Below are the records; locate each line with the word "Vincensius" and copy it.

* **Stored data**

★ ★ ★ ★ ★ ★ ★

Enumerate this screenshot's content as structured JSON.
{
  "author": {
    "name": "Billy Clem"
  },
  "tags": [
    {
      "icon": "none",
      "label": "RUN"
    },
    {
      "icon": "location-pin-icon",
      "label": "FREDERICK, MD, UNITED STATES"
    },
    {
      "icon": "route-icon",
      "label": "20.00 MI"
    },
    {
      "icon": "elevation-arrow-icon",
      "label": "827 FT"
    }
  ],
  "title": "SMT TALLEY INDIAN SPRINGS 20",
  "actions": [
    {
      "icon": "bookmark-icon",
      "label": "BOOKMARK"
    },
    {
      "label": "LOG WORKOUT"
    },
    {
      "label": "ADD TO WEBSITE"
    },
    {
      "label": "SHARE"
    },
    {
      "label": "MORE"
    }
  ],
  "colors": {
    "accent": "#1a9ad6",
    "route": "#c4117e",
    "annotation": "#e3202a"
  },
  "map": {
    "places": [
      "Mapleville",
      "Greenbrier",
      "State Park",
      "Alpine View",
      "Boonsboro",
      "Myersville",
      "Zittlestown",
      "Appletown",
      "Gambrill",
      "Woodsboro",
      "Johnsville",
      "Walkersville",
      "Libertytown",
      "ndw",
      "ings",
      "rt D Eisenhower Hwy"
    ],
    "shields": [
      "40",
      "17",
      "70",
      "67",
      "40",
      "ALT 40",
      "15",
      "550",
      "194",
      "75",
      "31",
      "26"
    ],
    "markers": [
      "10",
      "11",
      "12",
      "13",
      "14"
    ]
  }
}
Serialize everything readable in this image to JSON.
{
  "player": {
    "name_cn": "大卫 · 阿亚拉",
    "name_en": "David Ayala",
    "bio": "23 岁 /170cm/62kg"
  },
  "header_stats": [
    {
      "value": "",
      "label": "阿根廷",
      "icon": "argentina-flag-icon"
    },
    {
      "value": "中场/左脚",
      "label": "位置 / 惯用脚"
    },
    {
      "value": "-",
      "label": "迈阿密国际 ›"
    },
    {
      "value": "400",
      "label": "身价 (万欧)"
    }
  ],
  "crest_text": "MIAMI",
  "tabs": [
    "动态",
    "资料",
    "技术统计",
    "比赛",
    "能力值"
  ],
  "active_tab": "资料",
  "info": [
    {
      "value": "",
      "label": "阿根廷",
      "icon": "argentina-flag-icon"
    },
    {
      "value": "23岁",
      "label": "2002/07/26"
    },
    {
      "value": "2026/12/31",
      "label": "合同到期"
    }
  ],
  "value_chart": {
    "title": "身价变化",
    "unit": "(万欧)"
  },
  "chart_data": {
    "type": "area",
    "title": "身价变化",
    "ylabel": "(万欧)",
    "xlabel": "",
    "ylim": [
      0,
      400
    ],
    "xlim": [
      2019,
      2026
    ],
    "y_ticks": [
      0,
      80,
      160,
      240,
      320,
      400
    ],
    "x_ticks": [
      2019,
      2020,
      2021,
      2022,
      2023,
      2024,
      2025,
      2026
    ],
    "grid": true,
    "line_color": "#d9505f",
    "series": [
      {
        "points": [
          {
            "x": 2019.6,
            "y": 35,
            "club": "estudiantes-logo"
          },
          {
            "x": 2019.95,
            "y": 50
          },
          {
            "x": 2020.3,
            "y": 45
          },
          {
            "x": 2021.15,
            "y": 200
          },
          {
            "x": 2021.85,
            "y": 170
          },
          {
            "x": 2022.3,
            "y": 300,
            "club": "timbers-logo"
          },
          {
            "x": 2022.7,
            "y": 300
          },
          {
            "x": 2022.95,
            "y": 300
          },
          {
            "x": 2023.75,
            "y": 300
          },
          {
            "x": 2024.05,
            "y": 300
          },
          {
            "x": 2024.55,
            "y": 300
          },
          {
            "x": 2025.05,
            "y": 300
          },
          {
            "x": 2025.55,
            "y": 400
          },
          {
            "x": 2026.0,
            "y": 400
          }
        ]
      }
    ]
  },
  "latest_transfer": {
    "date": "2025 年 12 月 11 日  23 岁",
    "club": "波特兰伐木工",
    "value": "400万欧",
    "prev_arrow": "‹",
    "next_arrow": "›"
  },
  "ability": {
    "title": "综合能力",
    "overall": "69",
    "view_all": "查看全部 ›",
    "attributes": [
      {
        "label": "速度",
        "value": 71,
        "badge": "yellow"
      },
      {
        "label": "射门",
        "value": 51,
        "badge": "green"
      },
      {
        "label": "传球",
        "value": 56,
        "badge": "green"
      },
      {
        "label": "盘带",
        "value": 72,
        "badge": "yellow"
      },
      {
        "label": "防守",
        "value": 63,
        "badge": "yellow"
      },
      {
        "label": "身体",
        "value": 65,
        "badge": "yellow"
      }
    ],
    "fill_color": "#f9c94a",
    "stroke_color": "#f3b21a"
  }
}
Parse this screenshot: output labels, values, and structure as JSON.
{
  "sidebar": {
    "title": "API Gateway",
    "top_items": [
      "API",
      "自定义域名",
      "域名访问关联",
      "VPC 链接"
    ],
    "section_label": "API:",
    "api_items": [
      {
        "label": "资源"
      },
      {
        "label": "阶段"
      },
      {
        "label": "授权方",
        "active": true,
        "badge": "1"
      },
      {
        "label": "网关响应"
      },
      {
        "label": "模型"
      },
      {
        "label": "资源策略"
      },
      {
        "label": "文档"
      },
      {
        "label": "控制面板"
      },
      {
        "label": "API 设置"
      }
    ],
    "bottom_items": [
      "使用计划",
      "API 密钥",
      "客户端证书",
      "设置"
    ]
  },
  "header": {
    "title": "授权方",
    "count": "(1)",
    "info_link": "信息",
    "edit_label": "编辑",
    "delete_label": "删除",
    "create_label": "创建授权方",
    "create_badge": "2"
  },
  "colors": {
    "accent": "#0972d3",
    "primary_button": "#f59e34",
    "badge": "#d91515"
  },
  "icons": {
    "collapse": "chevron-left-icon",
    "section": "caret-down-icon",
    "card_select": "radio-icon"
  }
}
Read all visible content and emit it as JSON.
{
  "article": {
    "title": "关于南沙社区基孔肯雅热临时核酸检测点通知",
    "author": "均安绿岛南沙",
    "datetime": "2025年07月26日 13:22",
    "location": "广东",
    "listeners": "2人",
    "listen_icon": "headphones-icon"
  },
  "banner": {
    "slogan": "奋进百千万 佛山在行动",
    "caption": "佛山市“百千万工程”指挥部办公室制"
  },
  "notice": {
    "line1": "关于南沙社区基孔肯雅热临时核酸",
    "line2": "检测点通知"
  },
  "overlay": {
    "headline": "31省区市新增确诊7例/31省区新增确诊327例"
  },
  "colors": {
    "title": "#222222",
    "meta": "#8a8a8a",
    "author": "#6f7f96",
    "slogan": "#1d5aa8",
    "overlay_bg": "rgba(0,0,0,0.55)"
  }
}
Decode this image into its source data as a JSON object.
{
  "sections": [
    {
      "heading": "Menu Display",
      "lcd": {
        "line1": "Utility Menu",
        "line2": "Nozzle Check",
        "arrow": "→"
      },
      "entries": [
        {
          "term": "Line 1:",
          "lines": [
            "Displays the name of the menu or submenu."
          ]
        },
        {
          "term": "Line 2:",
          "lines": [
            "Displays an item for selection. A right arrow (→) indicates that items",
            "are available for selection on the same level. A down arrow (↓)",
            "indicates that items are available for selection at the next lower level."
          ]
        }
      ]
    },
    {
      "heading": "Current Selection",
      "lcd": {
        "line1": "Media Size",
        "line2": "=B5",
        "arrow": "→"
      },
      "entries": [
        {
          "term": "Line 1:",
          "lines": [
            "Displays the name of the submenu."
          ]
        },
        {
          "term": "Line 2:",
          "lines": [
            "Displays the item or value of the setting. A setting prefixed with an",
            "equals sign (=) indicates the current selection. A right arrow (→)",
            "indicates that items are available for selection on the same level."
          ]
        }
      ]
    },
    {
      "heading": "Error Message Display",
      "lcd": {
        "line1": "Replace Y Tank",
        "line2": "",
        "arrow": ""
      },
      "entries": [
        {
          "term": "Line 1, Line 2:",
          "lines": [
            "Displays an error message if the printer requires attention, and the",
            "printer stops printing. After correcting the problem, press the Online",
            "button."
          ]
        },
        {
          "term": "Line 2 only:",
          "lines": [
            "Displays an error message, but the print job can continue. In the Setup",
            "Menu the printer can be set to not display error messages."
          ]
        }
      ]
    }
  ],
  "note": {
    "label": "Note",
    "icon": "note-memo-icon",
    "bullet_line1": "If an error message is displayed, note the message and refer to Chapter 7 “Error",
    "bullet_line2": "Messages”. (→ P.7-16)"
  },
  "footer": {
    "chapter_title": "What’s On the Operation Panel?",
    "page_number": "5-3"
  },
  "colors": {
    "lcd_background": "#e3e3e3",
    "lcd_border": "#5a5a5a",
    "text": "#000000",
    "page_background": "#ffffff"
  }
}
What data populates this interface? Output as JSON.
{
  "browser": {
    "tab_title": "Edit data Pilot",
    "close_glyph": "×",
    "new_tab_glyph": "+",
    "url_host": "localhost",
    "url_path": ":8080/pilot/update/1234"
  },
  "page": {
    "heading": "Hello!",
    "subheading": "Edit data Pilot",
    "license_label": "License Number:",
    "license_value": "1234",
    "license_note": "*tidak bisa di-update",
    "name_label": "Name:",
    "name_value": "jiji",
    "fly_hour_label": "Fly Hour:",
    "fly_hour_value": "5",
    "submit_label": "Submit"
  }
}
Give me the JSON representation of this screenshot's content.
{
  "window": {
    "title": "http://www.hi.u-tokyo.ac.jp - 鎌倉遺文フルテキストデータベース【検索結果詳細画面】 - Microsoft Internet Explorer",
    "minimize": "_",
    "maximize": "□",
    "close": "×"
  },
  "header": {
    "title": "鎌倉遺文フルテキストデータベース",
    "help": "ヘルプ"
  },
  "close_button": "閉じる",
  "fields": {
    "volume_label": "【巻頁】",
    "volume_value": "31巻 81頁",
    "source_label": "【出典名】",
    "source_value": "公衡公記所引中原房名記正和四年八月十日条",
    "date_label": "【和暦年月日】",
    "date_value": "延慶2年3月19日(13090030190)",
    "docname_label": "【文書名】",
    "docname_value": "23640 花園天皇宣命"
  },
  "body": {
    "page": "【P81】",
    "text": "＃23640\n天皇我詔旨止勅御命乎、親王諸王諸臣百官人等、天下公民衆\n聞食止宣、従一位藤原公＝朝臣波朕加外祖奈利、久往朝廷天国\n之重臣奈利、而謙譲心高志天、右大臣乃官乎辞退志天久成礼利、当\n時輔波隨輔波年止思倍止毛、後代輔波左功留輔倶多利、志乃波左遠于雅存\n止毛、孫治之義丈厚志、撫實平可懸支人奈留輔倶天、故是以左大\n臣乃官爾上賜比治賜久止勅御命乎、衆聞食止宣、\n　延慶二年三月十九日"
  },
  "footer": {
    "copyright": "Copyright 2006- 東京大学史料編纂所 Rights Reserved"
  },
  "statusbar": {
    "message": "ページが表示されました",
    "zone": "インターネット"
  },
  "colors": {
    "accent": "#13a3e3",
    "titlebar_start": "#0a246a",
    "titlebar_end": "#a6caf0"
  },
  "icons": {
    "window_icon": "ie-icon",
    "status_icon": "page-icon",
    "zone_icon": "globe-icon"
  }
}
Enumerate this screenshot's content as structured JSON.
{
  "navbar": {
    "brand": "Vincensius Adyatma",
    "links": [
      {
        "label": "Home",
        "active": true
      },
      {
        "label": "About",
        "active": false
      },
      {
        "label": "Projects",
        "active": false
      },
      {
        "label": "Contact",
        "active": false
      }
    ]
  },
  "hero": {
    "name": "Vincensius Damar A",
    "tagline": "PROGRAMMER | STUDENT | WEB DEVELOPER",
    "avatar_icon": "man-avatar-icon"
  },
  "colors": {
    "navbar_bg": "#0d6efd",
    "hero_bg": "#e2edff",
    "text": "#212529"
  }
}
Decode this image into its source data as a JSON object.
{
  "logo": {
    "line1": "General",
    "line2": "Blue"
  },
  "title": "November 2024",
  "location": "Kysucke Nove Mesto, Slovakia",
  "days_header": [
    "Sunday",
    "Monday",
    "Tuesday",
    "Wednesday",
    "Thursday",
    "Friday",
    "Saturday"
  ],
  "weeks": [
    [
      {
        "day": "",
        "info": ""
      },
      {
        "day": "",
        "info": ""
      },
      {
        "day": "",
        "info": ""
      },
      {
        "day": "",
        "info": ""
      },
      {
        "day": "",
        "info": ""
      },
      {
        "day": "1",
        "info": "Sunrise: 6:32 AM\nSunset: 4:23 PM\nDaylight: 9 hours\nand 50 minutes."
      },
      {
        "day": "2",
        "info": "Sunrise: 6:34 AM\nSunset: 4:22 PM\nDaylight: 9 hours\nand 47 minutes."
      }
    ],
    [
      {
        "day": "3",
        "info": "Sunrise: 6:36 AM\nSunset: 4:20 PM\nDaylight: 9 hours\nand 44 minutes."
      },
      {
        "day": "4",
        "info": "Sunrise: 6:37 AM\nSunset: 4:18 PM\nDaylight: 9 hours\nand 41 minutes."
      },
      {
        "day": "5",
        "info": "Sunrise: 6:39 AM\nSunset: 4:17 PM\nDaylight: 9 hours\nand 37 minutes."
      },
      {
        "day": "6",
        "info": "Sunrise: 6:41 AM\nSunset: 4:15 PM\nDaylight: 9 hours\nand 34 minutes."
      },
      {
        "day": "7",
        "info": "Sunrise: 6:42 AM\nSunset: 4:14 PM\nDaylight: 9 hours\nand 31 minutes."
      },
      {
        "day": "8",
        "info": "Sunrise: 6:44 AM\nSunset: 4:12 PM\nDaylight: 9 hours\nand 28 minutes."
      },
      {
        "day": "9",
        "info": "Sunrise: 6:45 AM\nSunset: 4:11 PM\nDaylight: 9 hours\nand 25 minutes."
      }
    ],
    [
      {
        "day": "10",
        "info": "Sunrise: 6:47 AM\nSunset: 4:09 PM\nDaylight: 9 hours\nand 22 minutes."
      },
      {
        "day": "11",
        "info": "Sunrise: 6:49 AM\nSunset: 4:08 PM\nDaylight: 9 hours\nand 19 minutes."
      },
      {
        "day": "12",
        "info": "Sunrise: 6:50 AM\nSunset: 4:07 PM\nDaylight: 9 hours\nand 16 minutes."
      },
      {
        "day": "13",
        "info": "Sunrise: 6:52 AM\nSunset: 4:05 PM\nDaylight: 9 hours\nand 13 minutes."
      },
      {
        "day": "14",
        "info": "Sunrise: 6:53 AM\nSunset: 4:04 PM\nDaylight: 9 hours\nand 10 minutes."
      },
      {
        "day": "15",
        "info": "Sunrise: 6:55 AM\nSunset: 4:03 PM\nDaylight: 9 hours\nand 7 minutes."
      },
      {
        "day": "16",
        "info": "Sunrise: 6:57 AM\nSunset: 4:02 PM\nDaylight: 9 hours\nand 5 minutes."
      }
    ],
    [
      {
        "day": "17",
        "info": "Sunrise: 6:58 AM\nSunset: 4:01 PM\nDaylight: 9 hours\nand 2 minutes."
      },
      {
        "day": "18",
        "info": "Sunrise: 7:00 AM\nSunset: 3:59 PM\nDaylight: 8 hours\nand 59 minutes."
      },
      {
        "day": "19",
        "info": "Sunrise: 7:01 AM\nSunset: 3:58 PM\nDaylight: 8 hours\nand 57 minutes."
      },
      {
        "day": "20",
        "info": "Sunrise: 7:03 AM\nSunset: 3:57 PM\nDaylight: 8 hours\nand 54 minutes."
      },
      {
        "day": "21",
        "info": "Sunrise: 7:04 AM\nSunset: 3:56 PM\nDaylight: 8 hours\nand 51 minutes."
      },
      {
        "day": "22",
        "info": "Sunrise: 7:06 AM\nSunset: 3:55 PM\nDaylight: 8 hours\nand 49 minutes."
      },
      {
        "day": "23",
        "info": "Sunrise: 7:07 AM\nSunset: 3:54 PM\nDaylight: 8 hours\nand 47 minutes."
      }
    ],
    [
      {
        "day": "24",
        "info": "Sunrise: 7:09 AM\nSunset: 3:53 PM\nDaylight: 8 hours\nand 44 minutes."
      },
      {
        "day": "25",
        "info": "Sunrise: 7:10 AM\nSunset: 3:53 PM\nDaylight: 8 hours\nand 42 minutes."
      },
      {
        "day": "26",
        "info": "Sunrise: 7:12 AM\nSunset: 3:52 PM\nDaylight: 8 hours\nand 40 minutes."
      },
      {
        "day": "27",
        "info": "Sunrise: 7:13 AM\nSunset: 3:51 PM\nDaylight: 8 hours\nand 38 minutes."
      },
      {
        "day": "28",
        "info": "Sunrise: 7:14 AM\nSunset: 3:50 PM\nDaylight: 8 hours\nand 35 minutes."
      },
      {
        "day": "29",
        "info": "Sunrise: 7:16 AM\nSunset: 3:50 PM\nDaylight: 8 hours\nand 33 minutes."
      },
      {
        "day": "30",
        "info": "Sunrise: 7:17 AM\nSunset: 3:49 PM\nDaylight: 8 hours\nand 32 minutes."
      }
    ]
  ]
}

★ ★ ★ ★ ★ ★ ★

* **Exercise answer**
    "brand": "Vincensius Adyatma",
    "name": "Vincensius Damar A",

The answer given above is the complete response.